*Source material*
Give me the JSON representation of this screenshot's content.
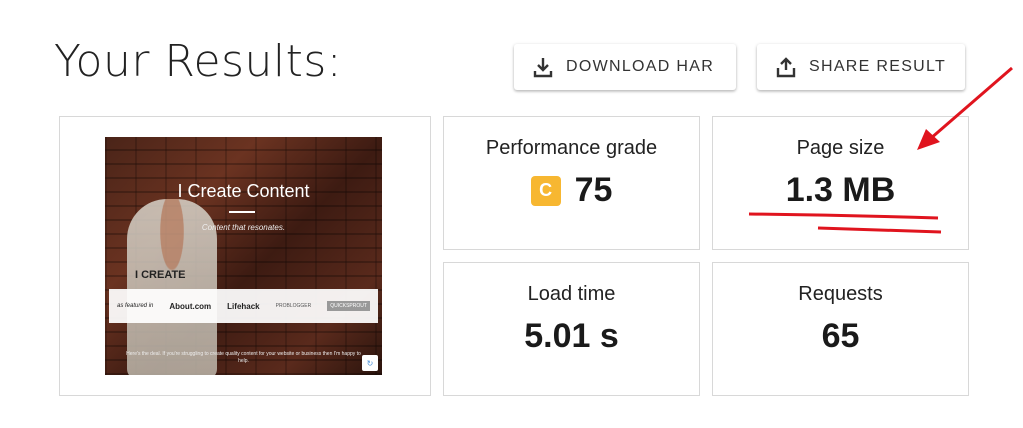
{
  "header": {
    "title": "Your Results:",
    "download_label": "DOWNLOAD HAR",
    "share_label": "SHARE RESULT"
  },
  "screenshot": {
    "headline": "I Create Content",
    "subheadline": "Content that resonates.",
    "tee_text": "I CREATE",
    "featured_label": "as featured in",
    "logos": [
      "About.com",
      "Lifehack",
      "PROBLOGGER",
      "QUICKSPROUT"
    ],
    "body_text": "Here's the deal. If you're struggling to create quality content for your website or business then I'm happy to help."
  },
  "metrics": {
    "performance": {
      "label": "Performance grade",
      "grade": "C",
      "value": "75",
      "grade_color": "#f7b731"
    },
    "page_size": {
      "label": "Page size",
      "value": "1.3 MB"
    },
    "load_time": {
      "label": "Load time",
      "value": "5.01 s"
    },
    "requests": {
      "label": "Requests",
      "value": "65"
    }
  },
  "annotation": {
    "color": "#e0141e"
  }
}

*Requirements*
Gather every line from the listing above in which "value" appears, and copy those lines.

*Written solution*
      "value": "75",
      "value": "1.3 MB"
      "value": "5.01 s"
      "value": "65"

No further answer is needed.